## Start Data entries

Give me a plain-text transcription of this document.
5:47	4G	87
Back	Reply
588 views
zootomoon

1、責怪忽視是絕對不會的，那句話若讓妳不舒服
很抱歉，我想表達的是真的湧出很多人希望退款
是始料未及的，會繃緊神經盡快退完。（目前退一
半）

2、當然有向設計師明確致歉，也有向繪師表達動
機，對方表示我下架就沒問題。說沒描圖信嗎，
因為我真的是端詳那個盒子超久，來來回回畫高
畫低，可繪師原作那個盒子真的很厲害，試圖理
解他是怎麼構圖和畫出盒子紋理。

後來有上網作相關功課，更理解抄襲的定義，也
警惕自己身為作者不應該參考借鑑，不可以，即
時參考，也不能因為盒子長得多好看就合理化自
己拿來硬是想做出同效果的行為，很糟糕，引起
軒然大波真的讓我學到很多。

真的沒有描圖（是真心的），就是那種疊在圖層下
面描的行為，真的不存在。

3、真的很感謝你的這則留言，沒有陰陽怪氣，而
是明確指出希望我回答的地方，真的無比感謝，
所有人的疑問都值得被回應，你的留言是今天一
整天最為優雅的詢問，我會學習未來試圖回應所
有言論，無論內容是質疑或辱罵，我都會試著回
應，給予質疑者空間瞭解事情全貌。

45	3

## End Data entries

What is expected:
Reproduce the material precisely, including every line.

The completed task:
Give me a plain-text transcription of this document.
5:47	4G	87
Back	Reply
588 views
zootomoon

1、責怪忽視是絕對不會的，那句話若讓妳不舒服
很抱歉，我想表達的是真的湧出很多人希望退款
是始料未及的，會繃緊神經盡快退完。（目前退一
半）

2、當然有向設計師明確致歉，也有向繪師表達動
機，對方表示我下架就沒問題。說沒描圖信嗎，
因為我真的是端詳那個盒子超久，來來回回畫高
畫低，可繪師原作那個盒子真的很厲害，試圖理
解他是怎麼構圖和畫出盒子紋理。

後來有上網作相關功課，更理解抄襲的定義，也
警惕自己身為作者不應該參考借鑑，不可以，即
時參考，也不能因為盒子長得多好看就合理化自
己拿來硬是想做出同效果的行為，很糟糕，引起
軒然大波真的讓我學到很多。

真的沒有描圖（是真心的），就是那種疊在圖層下
面描的行為，真的不存在。

3、真的很感謝你的這則留言，沒有陰陽怪氣，而
是明確指出希望我回答的地方，真的無比感謝，
所有人的疑問都值得被回應，你的留言是今天一
整天最為優雅的詢問，我會學習未來試圖回應所
有言論，無論內容是質疑或辱罵，我都會試著回
應，給予質疑者空間瞭解事情全貌。

45	3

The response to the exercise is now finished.